* BEGIN Material provided *

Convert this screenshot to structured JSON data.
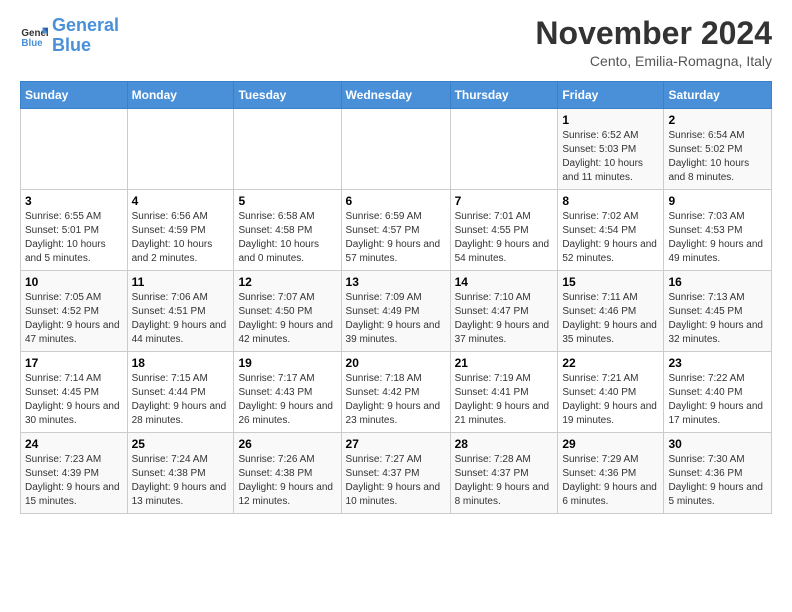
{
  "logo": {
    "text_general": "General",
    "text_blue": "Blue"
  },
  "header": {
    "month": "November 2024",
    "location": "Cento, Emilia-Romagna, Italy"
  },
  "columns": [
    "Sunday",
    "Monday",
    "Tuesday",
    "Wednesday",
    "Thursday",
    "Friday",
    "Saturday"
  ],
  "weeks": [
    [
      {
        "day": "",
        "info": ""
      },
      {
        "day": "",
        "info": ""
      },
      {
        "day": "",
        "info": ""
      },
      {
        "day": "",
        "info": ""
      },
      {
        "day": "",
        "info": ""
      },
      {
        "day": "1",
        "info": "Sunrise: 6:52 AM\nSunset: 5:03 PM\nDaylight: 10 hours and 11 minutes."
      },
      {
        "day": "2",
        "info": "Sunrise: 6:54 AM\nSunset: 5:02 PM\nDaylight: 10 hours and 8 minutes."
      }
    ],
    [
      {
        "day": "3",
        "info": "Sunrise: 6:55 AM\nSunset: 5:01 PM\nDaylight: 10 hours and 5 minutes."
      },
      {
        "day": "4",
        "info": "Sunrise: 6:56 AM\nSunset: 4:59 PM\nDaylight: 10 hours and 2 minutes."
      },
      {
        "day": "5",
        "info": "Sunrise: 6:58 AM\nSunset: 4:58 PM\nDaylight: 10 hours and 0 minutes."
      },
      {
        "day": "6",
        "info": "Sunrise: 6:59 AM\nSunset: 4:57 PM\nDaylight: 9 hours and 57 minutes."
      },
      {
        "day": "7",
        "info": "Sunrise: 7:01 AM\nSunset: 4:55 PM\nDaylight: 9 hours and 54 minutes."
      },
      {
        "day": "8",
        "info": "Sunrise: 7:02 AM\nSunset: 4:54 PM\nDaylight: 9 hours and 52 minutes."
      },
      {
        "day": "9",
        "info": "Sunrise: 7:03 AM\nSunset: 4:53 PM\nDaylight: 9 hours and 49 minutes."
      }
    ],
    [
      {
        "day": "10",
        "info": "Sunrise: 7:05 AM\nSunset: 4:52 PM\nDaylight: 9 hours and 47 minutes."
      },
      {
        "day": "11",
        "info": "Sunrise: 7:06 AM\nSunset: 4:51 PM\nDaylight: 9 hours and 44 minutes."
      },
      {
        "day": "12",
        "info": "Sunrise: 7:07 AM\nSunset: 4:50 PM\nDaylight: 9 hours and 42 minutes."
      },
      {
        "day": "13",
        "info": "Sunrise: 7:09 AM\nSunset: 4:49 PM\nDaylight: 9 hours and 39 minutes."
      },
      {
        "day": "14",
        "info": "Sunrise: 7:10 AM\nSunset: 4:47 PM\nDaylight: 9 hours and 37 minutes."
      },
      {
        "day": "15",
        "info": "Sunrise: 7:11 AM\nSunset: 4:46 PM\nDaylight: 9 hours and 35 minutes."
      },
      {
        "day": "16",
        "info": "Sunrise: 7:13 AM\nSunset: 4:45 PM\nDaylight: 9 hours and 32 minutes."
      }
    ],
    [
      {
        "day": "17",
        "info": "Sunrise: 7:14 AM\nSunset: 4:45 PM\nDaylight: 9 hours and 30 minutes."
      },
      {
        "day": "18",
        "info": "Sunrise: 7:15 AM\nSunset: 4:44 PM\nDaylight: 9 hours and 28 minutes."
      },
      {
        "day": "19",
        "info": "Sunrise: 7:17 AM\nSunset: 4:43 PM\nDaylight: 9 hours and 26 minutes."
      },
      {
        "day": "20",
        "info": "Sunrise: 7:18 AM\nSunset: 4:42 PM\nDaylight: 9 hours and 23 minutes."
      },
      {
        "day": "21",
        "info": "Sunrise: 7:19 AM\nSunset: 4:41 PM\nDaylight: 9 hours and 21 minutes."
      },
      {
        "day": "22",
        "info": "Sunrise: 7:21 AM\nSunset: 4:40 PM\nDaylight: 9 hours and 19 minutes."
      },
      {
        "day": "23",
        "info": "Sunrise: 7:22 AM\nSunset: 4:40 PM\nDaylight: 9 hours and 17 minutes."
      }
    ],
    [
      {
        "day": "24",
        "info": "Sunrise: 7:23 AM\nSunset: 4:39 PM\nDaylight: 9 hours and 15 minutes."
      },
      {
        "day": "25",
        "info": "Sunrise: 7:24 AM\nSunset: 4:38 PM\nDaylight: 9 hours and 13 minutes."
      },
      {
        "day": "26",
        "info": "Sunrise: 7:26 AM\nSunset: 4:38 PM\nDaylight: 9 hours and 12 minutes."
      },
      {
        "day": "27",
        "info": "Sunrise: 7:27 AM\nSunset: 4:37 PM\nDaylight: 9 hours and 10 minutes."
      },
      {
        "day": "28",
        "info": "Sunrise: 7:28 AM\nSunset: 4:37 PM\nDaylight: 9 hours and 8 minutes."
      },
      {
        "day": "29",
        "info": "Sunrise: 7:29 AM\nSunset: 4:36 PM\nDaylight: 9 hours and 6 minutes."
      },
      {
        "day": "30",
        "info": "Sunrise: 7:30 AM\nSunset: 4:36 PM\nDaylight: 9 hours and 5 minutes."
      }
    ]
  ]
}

* END Material provided *
* BEGIN Material provided *

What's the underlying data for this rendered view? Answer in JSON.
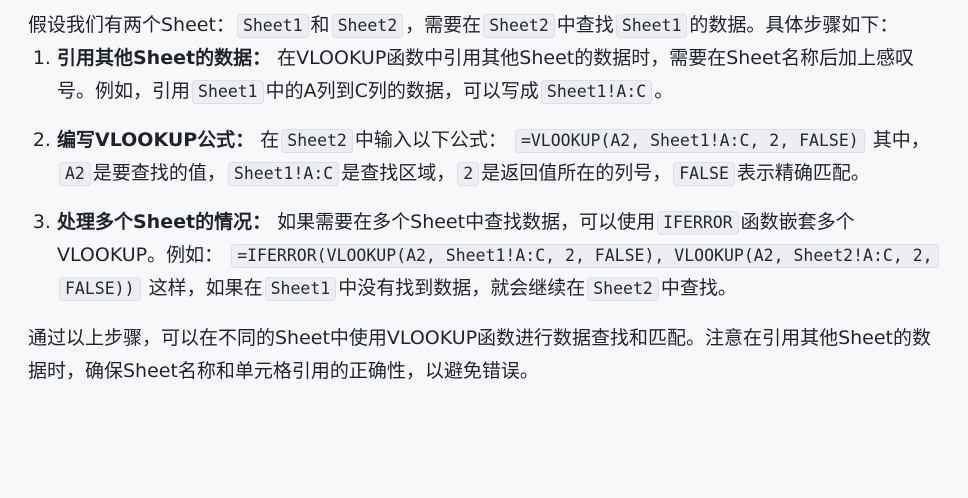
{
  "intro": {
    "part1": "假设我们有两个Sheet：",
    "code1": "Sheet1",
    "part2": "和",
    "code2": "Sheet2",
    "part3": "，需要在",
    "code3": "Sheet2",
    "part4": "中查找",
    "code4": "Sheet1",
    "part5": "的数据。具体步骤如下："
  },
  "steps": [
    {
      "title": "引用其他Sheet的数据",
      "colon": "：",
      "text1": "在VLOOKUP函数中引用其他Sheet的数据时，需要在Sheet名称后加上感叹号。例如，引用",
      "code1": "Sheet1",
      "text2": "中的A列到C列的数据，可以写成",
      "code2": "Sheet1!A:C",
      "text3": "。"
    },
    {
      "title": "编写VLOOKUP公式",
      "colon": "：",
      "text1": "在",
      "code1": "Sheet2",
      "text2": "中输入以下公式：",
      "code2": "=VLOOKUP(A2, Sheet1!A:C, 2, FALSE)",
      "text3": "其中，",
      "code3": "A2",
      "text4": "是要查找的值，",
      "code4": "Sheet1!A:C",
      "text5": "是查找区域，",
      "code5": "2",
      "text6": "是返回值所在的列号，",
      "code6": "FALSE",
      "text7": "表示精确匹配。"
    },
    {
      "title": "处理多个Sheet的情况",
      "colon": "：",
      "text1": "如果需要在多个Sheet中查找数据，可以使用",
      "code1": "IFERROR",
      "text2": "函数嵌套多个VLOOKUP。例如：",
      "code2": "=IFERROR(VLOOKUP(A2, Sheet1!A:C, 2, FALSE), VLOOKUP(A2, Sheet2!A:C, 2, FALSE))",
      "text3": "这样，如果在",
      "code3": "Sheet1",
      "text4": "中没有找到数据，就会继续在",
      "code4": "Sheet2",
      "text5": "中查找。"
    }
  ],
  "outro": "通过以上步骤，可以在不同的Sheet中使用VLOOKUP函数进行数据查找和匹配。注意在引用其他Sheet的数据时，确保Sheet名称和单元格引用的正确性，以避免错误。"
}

* END Material provided *
* BEGIN Material provided *

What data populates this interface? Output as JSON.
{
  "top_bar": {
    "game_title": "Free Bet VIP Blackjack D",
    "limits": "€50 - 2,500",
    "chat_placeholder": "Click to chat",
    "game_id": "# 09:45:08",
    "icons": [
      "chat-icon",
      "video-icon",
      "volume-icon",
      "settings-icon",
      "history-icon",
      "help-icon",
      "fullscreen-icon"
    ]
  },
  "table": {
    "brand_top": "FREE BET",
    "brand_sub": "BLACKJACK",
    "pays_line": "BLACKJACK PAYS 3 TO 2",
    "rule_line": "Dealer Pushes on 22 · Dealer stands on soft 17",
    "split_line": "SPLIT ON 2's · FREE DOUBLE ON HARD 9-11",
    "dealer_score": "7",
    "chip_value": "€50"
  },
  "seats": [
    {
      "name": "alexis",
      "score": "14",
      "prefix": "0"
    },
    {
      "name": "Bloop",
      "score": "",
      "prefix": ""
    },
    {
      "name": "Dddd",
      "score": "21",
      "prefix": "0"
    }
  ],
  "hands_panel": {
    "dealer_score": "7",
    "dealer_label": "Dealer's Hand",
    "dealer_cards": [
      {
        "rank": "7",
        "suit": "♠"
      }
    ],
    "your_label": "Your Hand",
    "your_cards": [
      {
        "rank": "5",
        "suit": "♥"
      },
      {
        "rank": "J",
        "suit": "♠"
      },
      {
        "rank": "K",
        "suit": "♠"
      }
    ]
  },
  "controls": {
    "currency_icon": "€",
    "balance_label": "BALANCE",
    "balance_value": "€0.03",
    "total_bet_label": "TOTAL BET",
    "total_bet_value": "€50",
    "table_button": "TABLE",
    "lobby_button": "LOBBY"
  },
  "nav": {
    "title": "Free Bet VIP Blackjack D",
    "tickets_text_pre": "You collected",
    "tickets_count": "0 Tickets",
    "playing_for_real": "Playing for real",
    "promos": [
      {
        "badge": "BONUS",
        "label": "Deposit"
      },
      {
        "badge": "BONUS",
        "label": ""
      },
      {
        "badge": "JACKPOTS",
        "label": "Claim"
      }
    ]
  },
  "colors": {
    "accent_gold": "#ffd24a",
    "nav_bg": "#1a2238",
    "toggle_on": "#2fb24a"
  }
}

* END Material provided *

Look through the entries above for the word "What". Copy every line where it shows up.

**Correct response**
What's the underlying data for this rendered view? Answer in JSON.
What data populates this interface? Output as JSON.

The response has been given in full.